:: The data

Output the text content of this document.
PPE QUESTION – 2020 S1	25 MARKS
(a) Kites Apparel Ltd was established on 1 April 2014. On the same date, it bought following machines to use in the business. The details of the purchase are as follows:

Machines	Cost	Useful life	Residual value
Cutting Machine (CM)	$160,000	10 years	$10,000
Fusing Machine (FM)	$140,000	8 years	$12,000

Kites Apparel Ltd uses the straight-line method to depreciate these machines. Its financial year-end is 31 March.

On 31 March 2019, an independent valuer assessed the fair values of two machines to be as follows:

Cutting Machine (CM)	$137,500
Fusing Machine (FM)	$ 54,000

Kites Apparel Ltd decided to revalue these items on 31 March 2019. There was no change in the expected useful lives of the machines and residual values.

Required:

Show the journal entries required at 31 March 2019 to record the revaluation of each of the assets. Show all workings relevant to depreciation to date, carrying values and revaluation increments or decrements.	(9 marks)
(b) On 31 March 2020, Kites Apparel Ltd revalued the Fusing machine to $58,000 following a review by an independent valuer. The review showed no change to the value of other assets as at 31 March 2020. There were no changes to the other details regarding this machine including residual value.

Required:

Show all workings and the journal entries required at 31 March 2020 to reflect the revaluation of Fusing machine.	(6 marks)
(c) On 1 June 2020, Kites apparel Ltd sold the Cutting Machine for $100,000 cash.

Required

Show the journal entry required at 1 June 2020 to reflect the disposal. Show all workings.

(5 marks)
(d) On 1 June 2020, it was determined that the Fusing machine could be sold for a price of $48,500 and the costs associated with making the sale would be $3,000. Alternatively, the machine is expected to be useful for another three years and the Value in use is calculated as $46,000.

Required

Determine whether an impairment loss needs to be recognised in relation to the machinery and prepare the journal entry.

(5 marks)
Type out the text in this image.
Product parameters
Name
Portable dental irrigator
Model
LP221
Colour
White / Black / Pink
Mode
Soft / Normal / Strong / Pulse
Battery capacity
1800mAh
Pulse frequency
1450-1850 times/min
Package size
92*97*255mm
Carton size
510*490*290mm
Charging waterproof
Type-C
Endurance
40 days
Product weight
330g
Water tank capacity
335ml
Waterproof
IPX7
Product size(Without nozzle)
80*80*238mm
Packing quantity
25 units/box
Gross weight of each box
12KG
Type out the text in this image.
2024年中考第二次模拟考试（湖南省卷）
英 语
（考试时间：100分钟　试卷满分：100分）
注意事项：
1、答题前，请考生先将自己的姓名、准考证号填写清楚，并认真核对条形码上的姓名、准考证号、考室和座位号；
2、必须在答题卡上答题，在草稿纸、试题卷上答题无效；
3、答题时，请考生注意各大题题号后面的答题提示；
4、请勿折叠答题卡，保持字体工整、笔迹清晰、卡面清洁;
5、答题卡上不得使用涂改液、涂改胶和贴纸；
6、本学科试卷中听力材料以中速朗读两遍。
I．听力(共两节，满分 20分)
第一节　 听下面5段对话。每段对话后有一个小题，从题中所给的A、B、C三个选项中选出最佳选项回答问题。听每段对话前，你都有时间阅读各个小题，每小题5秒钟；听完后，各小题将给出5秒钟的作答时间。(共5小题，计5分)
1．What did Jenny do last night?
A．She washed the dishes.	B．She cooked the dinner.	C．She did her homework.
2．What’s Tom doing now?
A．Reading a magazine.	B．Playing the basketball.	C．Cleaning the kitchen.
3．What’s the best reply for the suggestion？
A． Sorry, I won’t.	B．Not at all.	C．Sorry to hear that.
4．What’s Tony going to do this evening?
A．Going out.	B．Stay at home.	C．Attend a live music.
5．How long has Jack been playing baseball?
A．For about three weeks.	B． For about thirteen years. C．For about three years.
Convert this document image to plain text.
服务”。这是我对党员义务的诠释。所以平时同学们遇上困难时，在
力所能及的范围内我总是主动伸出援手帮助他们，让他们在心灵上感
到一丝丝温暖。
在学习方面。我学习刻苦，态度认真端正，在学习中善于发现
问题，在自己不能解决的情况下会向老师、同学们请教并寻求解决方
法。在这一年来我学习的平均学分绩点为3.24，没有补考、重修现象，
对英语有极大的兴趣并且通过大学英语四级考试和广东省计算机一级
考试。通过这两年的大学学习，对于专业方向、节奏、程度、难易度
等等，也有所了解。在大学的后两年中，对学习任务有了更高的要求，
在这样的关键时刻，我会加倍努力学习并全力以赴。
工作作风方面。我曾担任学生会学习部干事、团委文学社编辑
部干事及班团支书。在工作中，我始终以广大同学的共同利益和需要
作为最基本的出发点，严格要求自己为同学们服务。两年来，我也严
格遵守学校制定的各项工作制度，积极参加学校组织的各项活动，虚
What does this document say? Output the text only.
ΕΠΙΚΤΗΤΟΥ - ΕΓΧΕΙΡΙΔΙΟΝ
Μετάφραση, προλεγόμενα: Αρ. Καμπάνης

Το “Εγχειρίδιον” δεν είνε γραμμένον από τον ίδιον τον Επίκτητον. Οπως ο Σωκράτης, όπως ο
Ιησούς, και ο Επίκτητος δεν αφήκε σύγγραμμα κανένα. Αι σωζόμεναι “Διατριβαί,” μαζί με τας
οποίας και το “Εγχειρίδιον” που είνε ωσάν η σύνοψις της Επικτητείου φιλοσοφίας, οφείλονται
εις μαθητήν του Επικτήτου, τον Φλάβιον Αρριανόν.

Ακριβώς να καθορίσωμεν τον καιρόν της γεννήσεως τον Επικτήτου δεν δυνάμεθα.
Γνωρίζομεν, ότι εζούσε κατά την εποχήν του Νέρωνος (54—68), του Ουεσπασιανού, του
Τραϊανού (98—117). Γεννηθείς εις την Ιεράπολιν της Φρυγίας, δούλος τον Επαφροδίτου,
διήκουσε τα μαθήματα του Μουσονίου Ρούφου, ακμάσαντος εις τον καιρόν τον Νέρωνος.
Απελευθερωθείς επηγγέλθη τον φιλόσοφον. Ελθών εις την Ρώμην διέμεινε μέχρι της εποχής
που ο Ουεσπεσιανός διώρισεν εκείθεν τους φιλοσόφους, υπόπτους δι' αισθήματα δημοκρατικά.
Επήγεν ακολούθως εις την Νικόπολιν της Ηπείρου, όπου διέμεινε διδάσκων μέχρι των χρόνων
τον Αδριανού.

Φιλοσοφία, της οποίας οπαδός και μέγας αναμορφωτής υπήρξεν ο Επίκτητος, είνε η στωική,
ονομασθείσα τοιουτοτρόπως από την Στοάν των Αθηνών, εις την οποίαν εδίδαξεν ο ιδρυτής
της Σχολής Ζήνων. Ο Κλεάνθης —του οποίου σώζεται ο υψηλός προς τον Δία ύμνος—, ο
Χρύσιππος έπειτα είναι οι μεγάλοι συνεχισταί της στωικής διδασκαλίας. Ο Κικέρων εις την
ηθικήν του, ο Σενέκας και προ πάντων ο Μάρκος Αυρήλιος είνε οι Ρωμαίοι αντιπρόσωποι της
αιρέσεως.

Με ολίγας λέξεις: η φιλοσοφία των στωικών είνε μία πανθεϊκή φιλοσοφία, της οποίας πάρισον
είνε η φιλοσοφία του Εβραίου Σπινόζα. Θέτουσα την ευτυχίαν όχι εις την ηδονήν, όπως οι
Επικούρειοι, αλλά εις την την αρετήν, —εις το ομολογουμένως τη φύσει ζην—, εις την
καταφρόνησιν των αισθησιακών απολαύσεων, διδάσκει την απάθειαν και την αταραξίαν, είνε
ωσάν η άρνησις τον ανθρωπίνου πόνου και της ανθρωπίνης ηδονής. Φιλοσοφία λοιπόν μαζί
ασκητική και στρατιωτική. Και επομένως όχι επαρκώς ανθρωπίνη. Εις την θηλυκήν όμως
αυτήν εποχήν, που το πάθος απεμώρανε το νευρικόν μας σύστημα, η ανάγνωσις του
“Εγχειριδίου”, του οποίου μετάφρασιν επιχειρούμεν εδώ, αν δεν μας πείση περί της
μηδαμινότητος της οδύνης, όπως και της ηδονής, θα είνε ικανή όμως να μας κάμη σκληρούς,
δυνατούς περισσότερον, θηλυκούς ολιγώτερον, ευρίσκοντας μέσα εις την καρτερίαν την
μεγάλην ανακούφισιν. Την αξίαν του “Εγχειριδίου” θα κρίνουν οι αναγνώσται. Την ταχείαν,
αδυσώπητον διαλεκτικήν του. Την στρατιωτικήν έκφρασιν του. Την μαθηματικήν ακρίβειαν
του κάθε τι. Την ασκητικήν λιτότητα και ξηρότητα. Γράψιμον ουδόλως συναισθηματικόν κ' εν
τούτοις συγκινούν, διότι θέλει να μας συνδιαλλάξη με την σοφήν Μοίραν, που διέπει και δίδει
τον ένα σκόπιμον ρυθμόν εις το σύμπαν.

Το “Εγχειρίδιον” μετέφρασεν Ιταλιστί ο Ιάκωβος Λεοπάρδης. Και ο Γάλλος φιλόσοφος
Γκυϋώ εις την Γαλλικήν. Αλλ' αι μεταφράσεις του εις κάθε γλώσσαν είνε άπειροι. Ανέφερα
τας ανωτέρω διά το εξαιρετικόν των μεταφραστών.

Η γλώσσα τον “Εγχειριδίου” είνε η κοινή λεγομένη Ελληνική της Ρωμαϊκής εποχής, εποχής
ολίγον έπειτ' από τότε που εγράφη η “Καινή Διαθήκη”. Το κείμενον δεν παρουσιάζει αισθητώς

::::

■ **Task to carry out**:
Identify all lines where the word "καιρόν" shows up. Copy them.

■ **Task answer**:
Ακριβώς να καθορίσωμεν τον καιρόν της γεννήσεως τον Επικτήτου δεν δυνάμεθα.
διήκουσε τα μαθήματα του Μουσονίου Ρούφου, ακμάσαντος εις τον καιρόν τον Νέρωνος.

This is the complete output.